THE TASK ▸
Copy every line of the listing exactly.

◇ ◇ ◇ ◇

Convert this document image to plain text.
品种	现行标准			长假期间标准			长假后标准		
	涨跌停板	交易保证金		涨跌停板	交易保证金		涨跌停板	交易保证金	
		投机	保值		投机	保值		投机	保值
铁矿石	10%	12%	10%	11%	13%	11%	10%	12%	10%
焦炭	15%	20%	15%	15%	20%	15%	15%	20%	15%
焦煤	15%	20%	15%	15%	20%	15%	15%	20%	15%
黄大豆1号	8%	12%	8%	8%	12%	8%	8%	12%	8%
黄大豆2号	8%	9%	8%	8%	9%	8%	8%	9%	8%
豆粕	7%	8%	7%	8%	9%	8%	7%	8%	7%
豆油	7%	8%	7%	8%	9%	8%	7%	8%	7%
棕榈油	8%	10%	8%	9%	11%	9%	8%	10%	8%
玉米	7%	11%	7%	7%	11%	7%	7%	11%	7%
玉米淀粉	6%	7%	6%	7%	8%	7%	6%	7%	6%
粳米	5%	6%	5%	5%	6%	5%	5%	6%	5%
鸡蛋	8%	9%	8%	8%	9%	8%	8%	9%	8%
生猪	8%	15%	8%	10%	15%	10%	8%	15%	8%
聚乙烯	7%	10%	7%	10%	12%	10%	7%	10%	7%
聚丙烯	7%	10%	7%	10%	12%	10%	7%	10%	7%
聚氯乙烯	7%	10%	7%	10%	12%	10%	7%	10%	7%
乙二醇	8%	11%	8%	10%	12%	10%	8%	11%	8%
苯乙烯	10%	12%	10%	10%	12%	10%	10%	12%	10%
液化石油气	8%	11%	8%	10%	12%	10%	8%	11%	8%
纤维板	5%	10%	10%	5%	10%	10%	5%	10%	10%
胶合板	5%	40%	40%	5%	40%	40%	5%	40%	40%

◇ ◇ ◇ ◇

ANSWER ▸
Convert this document image to plain text.
品种	现行标准			长假期间标准			长假后标准		
	涨跌停板	交易保证金		涨跌停板	交易保证金		涨跌停板	交易保证金	
		投机	保值		投机	保值		投机	保值
铁矿石	10%	12%	10%	11%	13%	11%	10%	12%	10%
焦炭	15%	20%	15%	15%	20%	15%	15%	20%	15%
焦煤	15%	20%	15%	15%	20%	15%	15%	20%	15%
黄大豆1号	8%	12%	8%	8%	12%	8%	8%	12%	8%
黄大豆2号	8%	9%	8%	8%	9%	8%	8%	9%	8%
豆粕	7%	8%	7%	8%	9%	8%	7%	8%	7%
豆油	7%	8%	7%	8%	9%	8%	7%	8%	7%
棕榈油	8%	10%	8%	9%	11%	9%	8%	10%	8%
玉米	7%	11%	7%	7%	11%	7%	7%	11%	7%
玉米淀粉	6%	7%	6%	7%	8%	7%	6%	7%	6%
粳米	5%	6%	5%	5%	6%	5%	5%	6%	5%
鸡蛋	8%	9%	8%	8%	9%	8%	8%	9%	8%
生猪	8%	15%	8%	10%	15%	10%	8%	15%	8%
聚乙烯	7%	10%	7%	10%	12%	10%	7%	10%	7%
聚丙烯	7%	10%	7%	10%	12%	10%	7%	10%	7%
聚氯乙烯	7%	10%	7%	10%	12%	10%	7%	10%	7%
乙二醇	8%	11%	8%	10%	12%	10%	8%	11%	8%
苯乙烯	10%	12%	10%	10%	12%	10%	10%	12%	10%
液化石油气	8%	11%	8%	10%	12%	10%	8%	11%	8%
纤维板	5%	10%	10%	5%	10%	10%	5%	10%	10%
胶合板	5%	40%	40%	5%	40%	40%	5%	40%	40%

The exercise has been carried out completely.